To do: Copy each line of the material beneath that holds the word "dicuntur".

Listed entries:
============

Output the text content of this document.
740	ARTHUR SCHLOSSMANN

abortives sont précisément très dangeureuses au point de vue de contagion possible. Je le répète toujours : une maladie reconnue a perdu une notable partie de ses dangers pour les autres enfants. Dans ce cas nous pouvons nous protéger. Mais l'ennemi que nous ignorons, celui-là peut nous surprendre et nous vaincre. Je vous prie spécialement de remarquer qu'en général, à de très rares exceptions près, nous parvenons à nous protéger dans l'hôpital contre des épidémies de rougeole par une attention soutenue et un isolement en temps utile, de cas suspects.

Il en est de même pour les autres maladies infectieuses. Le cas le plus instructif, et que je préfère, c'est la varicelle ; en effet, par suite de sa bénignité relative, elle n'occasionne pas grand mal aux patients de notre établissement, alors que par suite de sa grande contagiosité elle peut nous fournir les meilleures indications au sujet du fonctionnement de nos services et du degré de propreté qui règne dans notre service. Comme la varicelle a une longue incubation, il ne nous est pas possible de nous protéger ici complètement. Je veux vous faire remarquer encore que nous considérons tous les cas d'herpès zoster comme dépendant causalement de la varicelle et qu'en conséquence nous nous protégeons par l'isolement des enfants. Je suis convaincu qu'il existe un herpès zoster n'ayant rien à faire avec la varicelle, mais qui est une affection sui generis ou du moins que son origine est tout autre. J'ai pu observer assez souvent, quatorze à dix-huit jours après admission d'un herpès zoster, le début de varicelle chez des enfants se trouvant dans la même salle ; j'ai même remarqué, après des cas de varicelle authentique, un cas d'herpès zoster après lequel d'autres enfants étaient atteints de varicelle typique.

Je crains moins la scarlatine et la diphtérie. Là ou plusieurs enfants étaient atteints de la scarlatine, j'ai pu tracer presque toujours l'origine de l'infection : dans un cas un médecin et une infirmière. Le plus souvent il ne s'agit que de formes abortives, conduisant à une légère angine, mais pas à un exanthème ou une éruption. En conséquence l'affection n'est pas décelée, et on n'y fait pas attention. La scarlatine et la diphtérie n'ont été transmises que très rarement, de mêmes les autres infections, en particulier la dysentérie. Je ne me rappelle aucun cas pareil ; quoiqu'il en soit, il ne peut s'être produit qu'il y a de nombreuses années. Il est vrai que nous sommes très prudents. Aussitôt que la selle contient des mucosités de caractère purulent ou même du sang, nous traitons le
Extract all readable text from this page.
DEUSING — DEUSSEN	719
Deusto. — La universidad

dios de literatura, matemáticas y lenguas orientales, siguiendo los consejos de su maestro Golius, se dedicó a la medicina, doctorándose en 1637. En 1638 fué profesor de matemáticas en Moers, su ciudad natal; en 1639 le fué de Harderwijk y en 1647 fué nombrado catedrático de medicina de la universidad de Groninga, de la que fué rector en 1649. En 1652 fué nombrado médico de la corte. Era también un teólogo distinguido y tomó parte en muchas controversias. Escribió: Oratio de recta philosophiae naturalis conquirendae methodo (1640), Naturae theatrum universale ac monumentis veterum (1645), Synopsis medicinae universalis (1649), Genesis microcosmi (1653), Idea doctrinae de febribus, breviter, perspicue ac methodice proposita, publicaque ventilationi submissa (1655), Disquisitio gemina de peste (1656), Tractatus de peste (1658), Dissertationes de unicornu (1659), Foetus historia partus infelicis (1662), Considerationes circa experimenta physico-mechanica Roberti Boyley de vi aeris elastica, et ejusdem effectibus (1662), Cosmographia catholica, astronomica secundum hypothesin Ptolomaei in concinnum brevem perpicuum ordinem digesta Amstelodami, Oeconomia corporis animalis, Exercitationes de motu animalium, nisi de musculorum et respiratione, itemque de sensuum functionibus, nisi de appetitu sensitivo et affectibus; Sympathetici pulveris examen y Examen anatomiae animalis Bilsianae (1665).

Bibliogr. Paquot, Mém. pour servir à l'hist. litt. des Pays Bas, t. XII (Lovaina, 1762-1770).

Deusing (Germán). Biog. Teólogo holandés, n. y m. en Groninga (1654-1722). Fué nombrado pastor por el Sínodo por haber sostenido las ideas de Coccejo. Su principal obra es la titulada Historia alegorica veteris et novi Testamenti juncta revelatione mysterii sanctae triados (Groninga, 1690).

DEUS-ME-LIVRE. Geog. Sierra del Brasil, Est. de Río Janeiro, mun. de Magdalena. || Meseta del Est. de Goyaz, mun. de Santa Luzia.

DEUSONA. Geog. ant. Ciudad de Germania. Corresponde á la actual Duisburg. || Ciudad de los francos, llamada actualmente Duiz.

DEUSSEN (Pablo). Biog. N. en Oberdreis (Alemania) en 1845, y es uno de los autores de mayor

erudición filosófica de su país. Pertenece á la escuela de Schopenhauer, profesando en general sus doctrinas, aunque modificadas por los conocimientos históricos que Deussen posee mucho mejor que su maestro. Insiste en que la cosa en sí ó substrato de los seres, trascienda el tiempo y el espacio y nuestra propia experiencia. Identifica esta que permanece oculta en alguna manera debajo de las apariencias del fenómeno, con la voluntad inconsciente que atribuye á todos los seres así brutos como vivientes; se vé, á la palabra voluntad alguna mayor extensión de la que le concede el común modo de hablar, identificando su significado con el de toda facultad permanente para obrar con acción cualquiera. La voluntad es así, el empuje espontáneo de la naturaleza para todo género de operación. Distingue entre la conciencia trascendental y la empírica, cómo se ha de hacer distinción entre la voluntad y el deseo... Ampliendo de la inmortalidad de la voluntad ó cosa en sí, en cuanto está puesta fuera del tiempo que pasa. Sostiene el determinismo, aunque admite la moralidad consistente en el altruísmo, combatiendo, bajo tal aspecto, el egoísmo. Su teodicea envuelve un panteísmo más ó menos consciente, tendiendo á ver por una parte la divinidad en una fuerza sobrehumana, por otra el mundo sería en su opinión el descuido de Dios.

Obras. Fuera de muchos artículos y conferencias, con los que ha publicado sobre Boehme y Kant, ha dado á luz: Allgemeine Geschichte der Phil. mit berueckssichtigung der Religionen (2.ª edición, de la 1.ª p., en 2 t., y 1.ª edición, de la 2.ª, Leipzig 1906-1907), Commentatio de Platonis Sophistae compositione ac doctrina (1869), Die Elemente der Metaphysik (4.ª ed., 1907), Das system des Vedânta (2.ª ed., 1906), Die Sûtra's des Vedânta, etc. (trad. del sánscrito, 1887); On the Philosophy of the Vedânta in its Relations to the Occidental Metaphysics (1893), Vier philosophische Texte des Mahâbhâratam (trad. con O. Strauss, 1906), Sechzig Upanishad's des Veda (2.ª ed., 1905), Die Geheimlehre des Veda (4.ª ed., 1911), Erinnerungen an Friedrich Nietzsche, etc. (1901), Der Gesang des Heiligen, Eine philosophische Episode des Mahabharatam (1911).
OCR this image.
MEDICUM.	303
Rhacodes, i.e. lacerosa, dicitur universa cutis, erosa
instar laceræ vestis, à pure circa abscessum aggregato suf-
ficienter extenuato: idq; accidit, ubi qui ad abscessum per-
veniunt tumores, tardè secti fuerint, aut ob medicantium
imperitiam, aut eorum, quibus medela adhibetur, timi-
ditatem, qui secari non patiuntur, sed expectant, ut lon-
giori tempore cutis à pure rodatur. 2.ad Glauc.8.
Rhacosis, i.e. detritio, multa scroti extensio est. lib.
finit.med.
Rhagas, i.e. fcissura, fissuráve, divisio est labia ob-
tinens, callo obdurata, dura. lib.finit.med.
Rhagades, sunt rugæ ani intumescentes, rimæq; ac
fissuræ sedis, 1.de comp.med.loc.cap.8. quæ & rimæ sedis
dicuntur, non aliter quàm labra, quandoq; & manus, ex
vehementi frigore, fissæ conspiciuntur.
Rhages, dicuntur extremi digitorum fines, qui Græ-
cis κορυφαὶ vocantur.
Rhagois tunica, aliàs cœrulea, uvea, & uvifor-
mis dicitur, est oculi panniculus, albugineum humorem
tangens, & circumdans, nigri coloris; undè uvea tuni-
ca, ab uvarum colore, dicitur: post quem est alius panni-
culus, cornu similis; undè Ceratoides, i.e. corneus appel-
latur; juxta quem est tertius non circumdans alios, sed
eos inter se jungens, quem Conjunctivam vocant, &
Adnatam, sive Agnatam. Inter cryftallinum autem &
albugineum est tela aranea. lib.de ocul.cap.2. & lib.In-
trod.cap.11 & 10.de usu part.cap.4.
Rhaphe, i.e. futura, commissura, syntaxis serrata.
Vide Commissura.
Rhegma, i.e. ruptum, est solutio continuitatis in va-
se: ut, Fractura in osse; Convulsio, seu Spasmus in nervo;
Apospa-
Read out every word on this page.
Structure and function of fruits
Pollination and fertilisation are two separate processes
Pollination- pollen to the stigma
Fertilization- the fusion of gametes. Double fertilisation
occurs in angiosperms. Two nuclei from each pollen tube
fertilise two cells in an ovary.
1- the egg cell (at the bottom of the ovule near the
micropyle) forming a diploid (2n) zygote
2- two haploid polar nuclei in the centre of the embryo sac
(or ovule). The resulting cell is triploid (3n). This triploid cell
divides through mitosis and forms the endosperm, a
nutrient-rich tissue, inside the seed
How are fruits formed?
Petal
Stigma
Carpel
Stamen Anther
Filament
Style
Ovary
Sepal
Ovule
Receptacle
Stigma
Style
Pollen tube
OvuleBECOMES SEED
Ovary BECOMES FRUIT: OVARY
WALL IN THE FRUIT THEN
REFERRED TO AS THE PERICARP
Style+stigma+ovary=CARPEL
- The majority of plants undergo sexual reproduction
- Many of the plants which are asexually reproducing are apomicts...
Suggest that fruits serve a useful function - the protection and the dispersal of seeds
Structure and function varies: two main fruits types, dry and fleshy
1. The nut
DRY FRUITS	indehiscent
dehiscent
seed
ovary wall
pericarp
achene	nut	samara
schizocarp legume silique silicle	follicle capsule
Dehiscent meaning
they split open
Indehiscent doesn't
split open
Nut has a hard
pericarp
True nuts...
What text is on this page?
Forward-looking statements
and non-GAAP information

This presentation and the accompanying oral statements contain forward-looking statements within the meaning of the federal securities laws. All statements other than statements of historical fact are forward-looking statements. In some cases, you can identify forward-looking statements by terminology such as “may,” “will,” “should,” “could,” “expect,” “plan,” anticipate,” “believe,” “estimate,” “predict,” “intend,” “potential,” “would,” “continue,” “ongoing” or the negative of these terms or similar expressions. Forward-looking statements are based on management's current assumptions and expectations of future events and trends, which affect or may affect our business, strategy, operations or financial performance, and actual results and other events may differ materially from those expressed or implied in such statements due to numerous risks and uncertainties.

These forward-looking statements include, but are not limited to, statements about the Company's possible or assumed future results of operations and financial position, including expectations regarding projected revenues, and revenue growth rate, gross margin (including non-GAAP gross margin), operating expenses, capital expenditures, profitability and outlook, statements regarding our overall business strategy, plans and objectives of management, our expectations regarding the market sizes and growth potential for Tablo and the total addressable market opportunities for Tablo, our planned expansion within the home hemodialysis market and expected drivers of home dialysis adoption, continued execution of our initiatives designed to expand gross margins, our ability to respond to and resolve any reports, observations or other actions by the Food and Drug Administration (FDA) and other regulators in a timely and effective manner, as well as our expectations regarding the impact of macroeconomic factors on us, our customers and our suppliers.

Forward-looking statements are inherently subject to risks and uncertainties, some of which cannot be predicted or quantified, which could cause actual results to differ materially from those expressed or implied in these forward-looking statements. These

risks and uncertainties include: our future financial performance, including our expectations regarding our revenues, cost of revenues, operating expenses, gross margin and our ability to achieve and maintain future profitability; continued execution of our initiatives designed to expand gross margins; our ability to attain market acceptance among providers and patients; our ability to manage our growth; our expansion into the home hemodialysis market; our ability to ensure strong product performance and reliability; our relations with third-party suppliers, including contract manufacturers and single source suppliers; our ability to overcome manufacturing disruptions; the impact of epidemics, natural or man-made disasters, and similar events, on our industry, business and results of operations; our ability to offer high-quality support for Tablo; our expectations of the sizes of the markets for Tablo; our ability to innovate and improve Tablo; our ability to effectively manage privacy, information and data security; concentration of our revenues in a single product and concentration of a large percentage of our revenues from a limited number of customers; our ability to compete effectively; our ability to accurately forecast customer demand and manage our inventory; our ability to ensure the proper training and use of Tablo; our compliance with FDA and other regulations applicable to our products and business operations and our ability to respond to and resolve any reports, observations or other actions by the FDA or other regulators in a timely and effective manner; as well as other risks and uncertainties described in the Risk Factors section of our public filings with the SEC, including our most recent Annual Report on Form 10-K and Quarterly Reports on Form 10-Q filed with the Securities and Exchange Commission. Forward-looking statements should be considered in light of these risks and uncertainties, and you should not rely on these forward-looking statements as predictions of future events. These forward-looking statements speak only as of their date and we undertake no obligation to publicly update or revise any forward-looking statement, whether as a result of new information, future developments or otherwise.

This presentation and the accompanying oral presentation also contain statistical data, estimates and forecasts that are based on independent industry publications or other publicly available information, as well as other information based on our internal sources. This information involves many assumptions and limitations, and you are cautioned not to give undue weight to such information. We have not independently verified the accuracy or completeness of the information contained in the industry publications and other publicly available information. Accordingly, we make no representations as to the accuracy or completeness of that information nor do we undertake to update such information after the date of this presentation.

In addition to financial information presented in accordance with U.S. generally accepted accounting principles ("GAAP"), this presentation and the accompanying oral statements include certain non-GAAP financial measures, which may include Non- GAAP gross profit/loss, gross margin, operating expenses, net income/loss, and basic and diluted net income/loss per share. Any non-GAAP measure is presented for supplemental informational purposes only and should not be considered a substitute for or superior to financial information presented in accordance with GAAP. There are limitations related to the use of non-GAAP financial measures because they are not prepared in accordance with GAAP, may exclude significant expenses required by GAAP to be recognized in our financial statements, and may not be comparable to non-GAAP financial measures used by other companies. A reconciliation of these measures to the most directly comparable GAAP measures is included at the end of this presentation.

============

Result:
dicuntur, non aliter quàm labra, quandoq; & manus, ex
Rhages, dicuntur extremi digitorum fines, qui Græ-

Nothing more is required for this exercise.